PROBLEM DESCRIPTION: The records that follow must be reproduced in full, exactly as written.

RECORDED DATA:

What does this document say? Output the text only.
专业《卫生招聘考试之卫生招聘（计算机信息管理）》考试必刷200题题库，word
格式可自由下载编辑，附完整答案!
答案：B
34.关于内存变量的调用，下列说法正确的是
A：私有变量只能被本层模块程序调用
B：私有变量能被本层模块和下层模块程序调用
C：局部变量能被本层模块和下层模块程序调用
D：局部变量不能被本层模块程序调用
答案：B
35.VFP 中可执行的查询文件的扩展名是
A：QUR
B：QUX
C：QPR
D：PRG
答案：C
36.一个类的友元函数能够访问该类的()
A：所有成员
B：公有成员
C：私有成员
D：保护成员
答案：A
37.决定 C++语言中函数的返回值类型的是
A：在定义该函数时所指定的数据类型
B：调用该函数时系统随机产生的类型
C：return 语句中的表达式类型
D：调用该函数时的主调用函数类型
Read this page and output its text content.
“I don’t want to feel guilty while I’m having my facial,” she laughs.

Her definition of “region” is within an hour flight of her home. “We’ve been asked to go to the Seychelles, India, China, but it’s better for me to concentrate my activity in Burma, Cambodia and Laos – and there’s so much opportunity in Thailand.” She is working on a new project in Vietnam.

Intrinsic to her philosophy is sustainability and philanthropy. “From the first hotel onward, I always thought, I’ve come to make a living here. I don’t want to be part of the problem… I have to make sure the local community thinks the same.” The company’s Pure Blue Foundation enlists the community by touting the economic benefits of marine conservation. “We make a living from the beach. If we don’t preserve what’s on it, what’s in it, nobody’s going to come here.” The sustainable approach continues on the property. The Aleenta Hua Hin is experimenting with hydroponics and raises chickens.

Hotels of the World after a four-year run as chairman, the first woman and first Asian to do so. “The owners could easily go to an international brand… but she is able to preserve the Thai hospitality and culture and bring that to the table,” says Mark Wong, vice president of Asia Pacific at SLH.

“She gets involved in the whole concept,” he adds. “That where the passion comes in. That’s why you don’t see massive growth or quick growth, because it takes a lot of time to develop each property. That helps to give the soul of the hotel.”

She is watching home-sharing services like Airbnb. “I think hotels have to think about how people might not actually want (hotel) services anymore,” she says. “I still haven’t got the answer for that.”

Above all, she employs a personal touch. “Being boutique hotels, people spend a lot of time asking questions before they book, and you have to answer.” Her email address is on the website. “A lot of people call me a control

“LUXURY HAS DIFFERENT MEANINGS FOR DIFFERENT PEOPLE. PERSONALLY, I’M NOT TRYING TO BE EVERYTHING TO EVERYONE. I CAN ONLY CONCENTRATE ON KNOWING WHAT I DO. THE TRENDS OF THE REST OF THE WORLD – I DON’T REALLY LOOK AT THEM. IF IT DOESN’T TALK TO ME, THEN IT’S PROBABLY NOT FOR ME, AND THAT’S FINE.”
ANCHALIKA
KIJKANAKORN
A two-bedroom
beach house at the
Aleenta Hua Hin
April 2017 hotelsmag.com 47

WORKED ANSWER:
What does this document say? Output the text only.
专业《卫生招聘考试之卫生招聘（计算机信息管理）》考试必刷200题题库，word
格式可自由下载编辑，附完整答案!
答案：B
34.关于内存变量的调用，下列说法正确的是
A：私有变量只能被本层模块程序调用
B：私有变量能被本层模块和下层模块程序调用
C：局部变量能被本层模块和下层模块程序调用
D：局部变量不能被本层模块程序调用
答案：B
35.VFP 中可执行的查询文件的扩展名是
A：QUR
B：QUX
C：QPR
D：PRG
答案：C
36.一个类的友元函数能够访问该类的()
A：所有成员
B：公有成员
C：私有成员
D：保护成员
答案：A
37.决定 C++语言中函数的返回值类型的是
A：在定义该函数时所指定的数据类型
B：调用该函数时系统随机产生的类型
C：return 语句中的表达式类型
D：调用该函数时的主调用函数类型
Read this page and output its text content.
“I don’t want to feel guilty while I’m having my facial,” she laughs.

Her definition of “region” is within an hour flight of her home. “We’ve been asked to go to the Seychelles, India, China, but it’s better for me to concentrate my activity in Burma, Cambodia and Laos – and there’s so much opportunity in Thailand.” She is working on a new project in Vietnam.

Intrinsic to her philosophy is sustainability and philanthropy. “From the first hotel onward, I always thought, I’ve come to make a living here. I don’t want to be part of the problem… I have to make sure the local community thinks the same.” The company’s Pure Blue Foundation enlists the community by touting the economic benefits of marine conservation. “We make a living from the beach. If we don’t preserve what’s on it, what’s in it, nobody’s going to come here.” The sustainable approach continues on the property. The Aleenta Hua Hin is experimenting with hydroponics and raises chickens.

Hotels of the World after a four-year run as chairman, the first woman and first Asian to do so. “The owners could easily go to an international brand… but she is able to preserve the Thai hospitality and culture and bring that to the table,” says Mark Wong, vice president of Asia Pacific at SLH.

“She gets involved in the whole concept,” he adds. “That where the passion comes in. That’s why you don’t see massive growth or quick growth, because it takes a lot of time to develop each property. That helps to give the soul of the hotel.”

She is watching home-sharing services like Airbnb. “I think hotels have to think about how people might not actually want (hotel) services anymore,” she says. “I still haven’t got the answer for that.”

Above all, she employs a personal touch. “Being boutique hotels, people spend a lot of time asking questions before they book, and you have to answer.” Her email address is on the website. “A lot of people call me a control

“LUXURY HAS DIFFERENT MEANINGS FOR DIFFERENT PEOPLE. PERSONALLY, I’M NOT TRYING TO BE EVERYTHING TO EVERYONE. I CAN ONLY CONCENTRATE ON KNOWING WHAT I DO. THE TRENDS OF THE REST OF THE WORLD – I DON’T REALLY LOOK AT THEM. IF IT DOESN’T TALK TO ME, THEN IT’S PROBABLY NOT FOR ME, AND THAT’S FINE.”
ANCHALIKA
KIJKANAKORN
A two-bedroom
beach house at the
Aleenta Hua Hin
April 2017 hotelsmag.com 47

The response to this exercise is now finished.